═══ Data listing

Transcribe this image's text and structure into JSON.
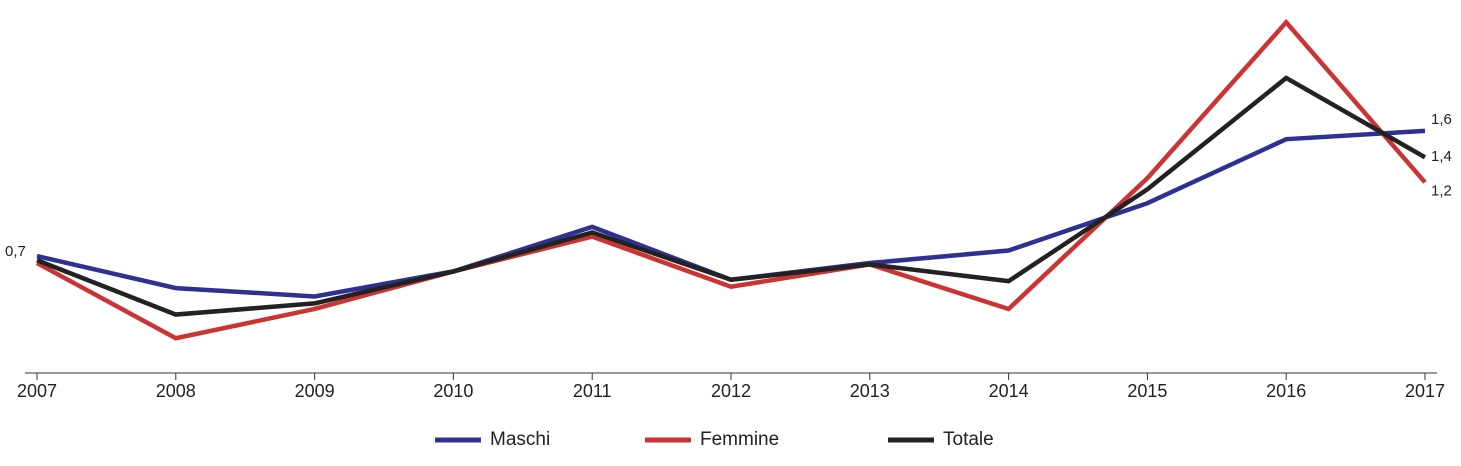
{
  "chart_data": {
    "type": "line",
    "categories": [
      "2007",
      "2008",
      "2009",
      "2010",
      "2011",
      "2012",
      "2013",
      "2014",
      "2015",
      "2016",
      "2017"
    ],
    "series": [
      {
        "name": "Maschi",
        "color": "#2e3192",
        "values": [
          0.7,
          0.47,
          0.41,
          0.59,
          0.91,
          0.53,
          0.65,
          0.74,
          1.08,
          1.54,
          1.6
        ],
        "value_labels": [
          "0,7",
          null,
          null,
          null,
          null,
          null,
          null,
          null,
          null,
          null,
          "1,6"
        ]
      },
      {
        "name": "Femmine",
        "color": "#cc3333",
        "values": [
          0.65,
          0.11,
          0.32,
          0.59,
          0.84,
          0.48,
          0.64,
          0.32,
          1.26,
          2.38,
          1.23
        ],
        "value_labels": [
          null,
          null,
          null,
          null,
          null,
          null,
          null,
          null,
          null,
          null,
          "1,2"
        ]
      },
      {
        "name": "Totale",
        "color": "#222222",
        "values": [
          0.67,
          0.28,
          0.36,
          0.59,
          0.87,
          0.53,
          0.64,
          0.52,
          1.18,
          1.98,
          1.41
        ],
        "value_labels": [
          null,
          null,
          null,
          null,
          null,
          null,
          null,
          null,
          null,
          null,
          "1,4"
        ]
      }
    ],
    "ylim": [
      -0.14,
      2.54
    ]
  }
}
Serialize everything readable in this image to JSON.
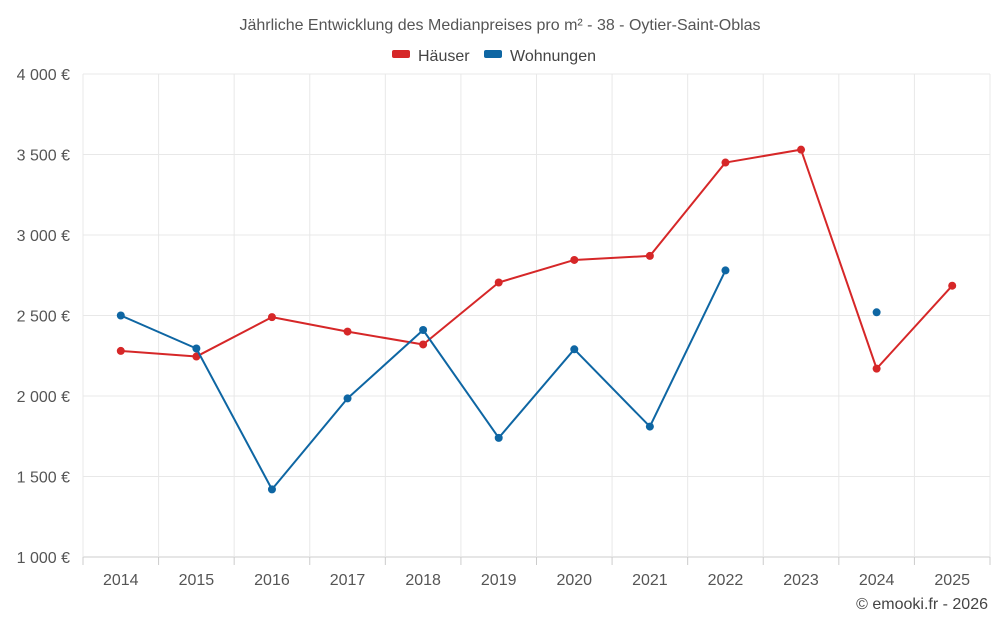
{
  "chart_data": {
    "type": "line",
    "title": "Jährliche Entwicklung des Medianpreises pro m² - 38 - Oytier-Saint-Oblas",
    "categories": [
      "2014",
      "2015",
      "2016",
      "2017",
      "2018",
      "2019",
      "2020",
      "2021",
      "2022",
      "2023",
      "2024",
      "2025"
    ],
    "ylim": [
      1000,
      4000
    ],
    "yticks": [
      1000,
      1500,
      2000,
      2500,
      3000,
      3500,
      4000
    ],
    "ytick_labels": [
      "1 000 €",
      "1 500 €",
      "2 000 €",
      "2 500 €",
      "3 000 €",
      "3 500 €",
      "4 000 €"
    ],
    "grid": true,
    "legend_position": "top-center",
    "series": [
      {
        "name": "Häuser",
        "color": "#d62728",
        "values": [
          2280,
          2245,
          2490,
          2400,
          2320,
          2705,
          2845,
          2870,
          3450,
          3530,
          2170,
          2685
        ]
      },
      {
        "name": "Wohnungen",
        "color": "#0e66a3",
        "values": [
          2500,
          2295,
          1420,
          1985,
          2410,
          1740,
          2290,
          1810,
          2780,
          null,
          2520,
          null
        ]
      }
    ]
  },
  "credit": "© emooki.fr - 2026"
}
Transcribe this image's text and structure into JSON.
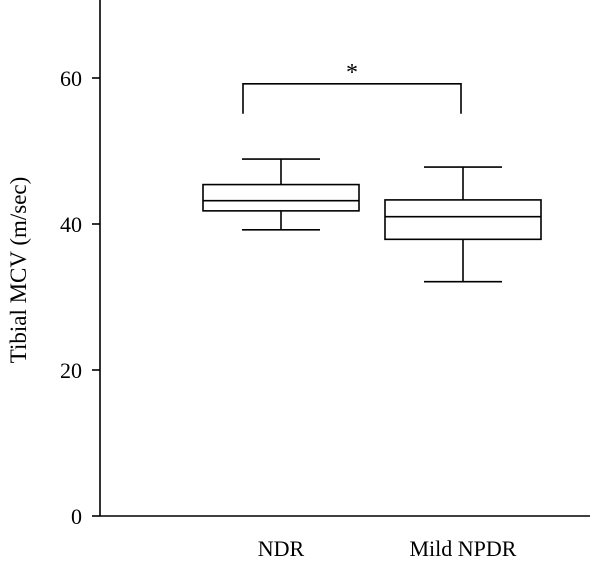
{
  "chart_data": {
    "type": "box",
    "ylabel": "Tibial MCV (m/sec)",
    "xlabel": "",
    "ylim": [
      0,
      70
    ],
    "yticks": [
      0,
      20,
      40,
      60
    ],
    "categories": [
      "NDR",
      "Mild NPDR"
    ],
    "boxes": [
      {
        "category": "NDR",
        "whisker_low": 39.2,
        "q1": 41.8,
        "median": 43.2,
        "q3": 45.4,
        "whisker_high": 48.9
      },
      {
        "category": "Mild NPDR",
        "whisker_low": 32.1,
        "q1": 37.9,
        "median": 41.0,
        "q3": 43.3,
        "whisker_high": 47.8
      }
    ],
    "annotations": [
      {
        "type": "significance-bracket",
        "from": "NDR",
        "to": "Mild NPDR",
        "y": 59.2,
        "drop_to": 55.1,
        "label": "*"
      }
    ]
  }
}
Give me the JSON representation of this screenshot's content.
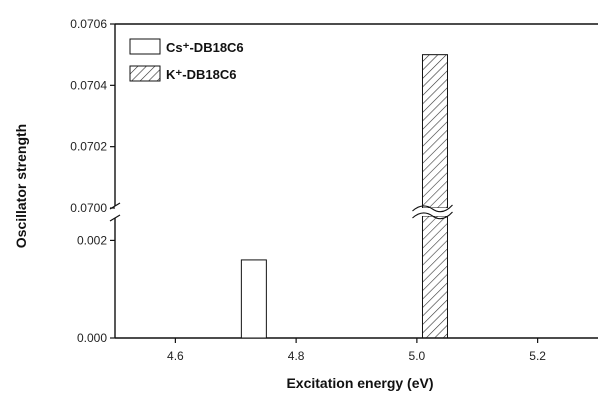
{
  "chart_data": {
    "type": "bar",
    "xlabel": "Excitation energy (eV)",
    "ylabel": "Oscillator strength",
    "x_ticks": [
      "4.6",
      "4.8",
      "5.0",
      "5.2"
    ],
    "x_tick_values": [
      4.6,
      4.8,
      5.0,
      5.2
    ],
    "xlim": [
      4.5,
      5.3
    ],
    "y_axis_break": true,
    "y_lower_segment": {
      "ylim": [
        0.0,
        0.0025
      ],
      "ticks": [
        "0.000",
        "0.002"
      ],
      "tick_values": [
        0.0,
        0.002
      ]
    },
    "y_upper_segment": {
      "ylim": [
        0.07,
        0.0706
      ],
      "ticks": [
        "0.0700",
        "0.0702",
        "0.0704",
        "0.0706"
      ],
      "tick_values": [
        0.07,
        0.0702,
        0.0704,
        0.0706
      ]
    },
    "series": [
      {
        "name": "Cs⁺-DB18C6",
        "fill": "open",
        "x": [
          4.73
        ],
        "values": [
          0.0016
        ]
      },
      {
        "name": "K⁺-DB18C6",
        "fill": "hatched",
        "x": [
          5.03
        ],
        "values": [
          0.0705
        ]
      }
    ],
    "legend_position": "top-left",
    "colors": {
      "axis": "#111111",
      "bar_stroke": "#111111",
      "background": "#ffffff"
    }
  }
}
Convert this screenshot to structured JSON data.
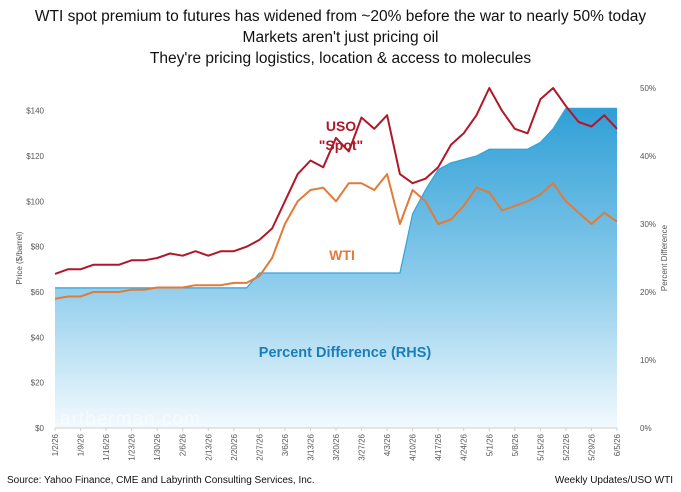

══════

Exercise:
Scan the entries above. Copy each line that has the string "this".

Written reply:
Transcribe this image's text and structure into JSON.
Serialize everything readable in this image to JSON.
Transcribe this image's text and structure into JSON.
Give me the JSON representation of this screenshot's content.
Convert this screenshot to structured JSON data.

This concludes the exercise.